Report how many lines contain "Board", with no other words.

-- start Records to process --

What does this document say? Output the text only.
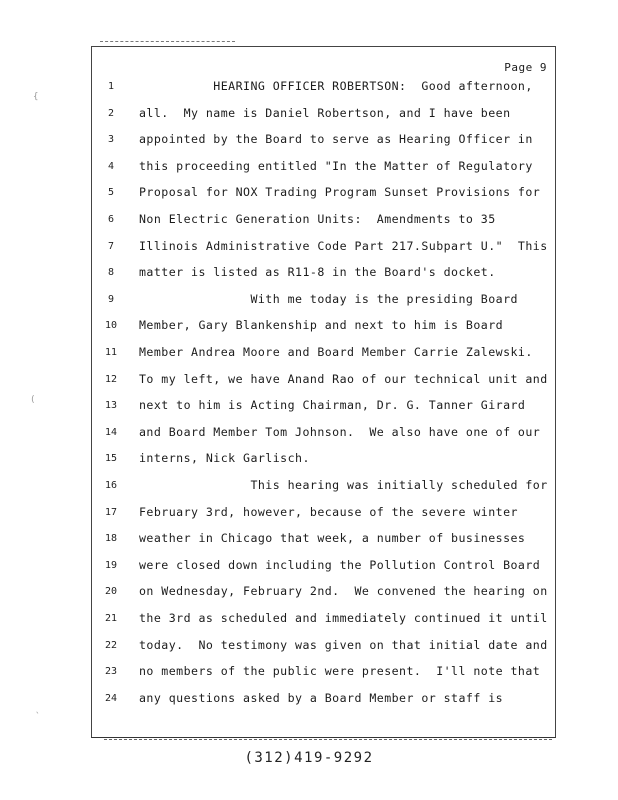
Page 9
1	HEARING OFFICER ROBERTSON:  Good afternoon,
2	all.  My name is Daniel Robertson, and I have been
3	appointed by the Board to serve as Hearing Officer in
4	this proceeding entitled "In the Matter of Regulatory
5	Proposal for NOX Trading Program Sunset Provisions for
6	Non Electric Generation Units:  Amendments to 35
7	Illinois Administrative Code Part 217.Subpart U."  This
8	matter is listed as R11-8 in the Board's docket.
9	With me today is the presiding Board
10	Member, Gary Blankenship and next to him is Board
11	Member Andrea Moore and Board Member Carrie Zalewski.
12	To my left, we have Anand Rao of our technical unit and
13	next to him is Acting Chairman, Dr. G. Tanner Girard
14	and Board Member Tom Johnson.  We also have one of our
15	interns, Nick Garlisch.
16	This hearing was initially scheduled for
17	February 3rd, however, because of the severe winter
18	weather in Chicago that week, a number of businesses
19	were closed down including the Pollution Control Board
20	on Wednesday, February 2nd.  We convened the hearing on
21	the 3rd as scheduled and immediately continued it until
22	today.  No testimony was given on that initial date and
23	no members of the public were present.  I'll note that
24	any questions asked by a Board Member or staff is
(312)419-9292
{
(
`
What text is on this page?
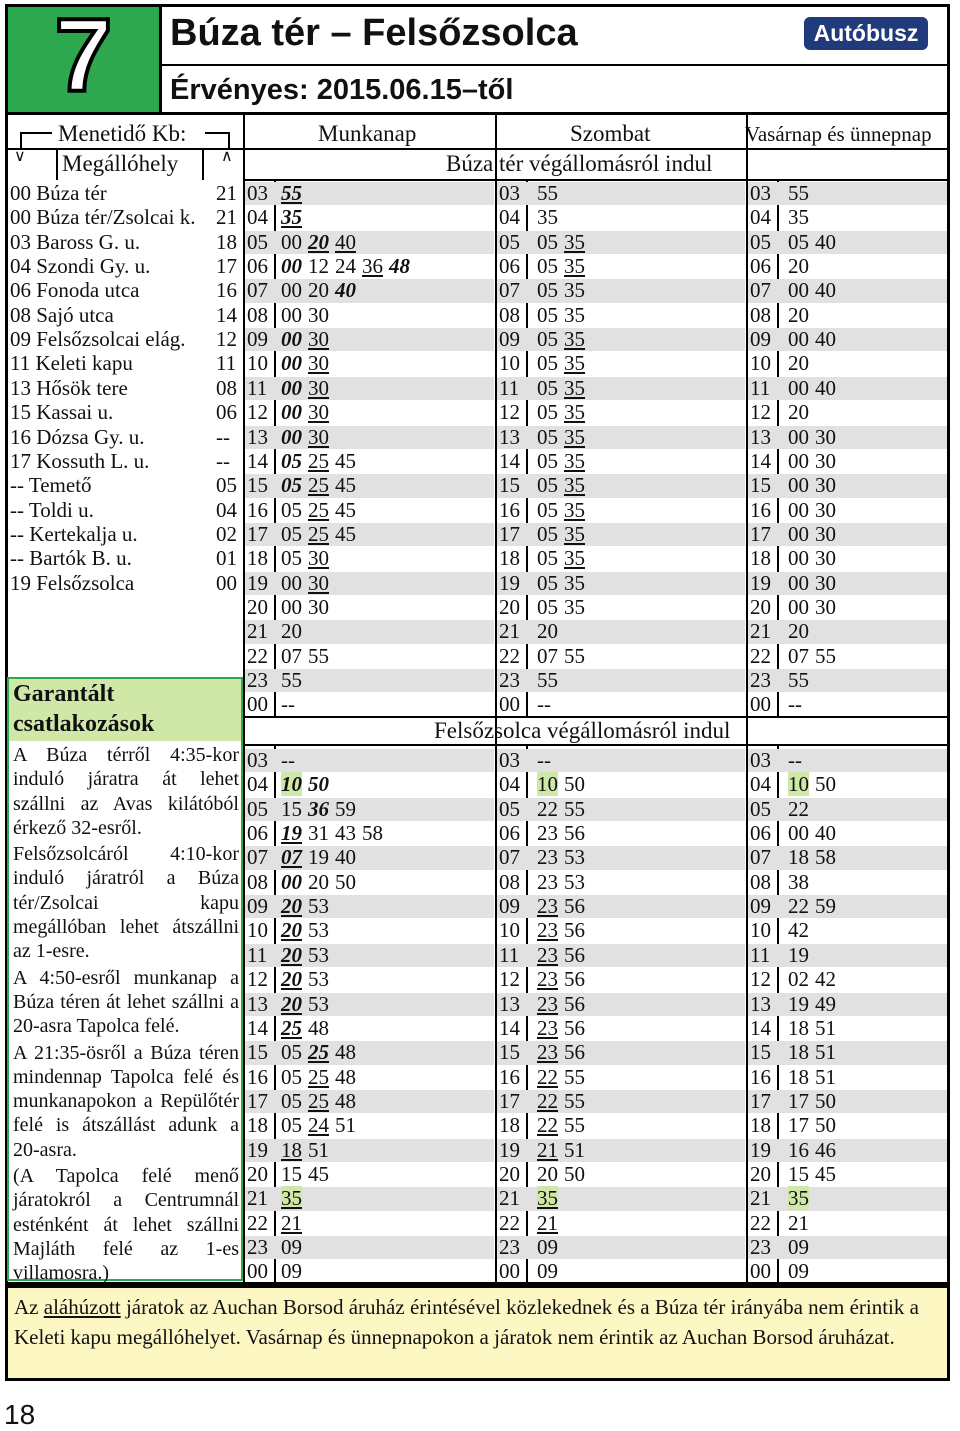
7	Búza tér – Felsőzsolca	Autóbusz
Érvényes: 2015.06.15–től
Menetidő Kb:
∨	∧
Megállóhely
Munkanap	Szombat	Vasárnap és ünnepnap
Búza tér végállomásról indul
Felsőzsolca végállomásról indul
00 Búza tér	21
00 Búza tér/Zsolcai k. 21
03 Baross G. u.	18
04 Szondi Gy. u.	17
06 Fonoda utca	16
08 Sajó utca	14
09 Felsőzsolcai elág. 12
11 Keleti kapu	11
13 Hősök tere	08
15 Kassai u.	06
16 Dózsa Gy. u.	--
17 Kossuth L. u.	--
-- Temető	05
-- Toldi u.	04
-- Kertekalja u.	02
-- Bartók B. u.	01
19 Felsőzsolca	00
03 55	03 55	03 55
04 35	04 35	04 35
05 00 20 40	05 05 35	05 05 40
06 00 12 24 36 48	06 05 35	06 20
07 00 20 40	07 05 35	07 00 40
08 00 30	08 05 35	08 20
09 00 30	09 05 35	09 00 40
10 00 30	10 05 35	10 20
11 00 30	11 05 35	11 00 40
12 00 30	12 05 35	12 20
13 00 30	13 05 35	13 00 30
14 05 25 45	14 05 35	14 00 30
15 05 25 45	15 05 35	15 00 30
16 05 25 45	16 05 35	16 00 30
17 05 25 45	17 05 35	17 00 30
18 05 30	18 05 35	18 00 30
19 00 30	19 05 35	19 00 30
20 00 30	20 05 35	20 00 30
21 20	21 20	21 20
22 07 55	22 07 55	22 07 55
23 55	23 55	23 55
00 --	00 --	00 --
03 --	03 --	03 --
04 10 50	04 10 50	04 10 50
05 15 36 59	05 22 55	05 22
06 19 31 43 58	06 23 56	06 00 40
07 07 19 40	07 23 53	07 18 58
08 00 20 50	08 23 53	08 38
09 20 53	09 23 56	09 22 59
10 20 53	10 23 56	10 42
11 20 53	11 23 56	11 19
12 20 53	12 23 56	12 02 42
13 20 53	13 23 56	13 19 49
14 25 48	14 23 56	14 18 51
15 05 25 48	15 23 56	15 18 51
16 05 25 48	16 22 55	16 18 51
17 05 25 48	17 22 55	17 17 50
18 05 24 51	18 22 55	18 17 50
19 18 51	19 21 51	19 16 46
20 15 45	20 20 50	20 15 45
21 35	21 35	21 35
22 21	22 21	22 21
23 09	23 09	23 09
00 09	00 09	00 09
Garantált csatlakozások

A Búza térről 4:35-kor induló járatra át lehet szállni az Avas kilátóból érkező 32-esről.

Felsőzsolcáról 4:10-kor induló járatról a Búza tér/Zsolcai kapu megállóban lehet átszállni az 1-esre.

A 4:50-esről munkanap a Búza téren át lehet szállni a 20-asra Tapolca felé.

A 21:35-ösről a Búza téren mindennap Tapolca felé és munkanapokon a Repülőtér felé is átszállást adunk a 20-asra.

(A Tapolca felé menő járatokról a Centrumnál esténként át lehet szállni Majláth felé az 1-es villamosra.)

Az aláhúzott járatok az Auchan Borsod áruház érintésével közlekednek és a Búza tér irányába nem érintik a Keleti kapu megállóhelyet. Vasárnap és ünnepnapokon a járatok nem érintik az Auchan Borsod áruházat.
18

-- end Records to process --

#### Correct answer:
8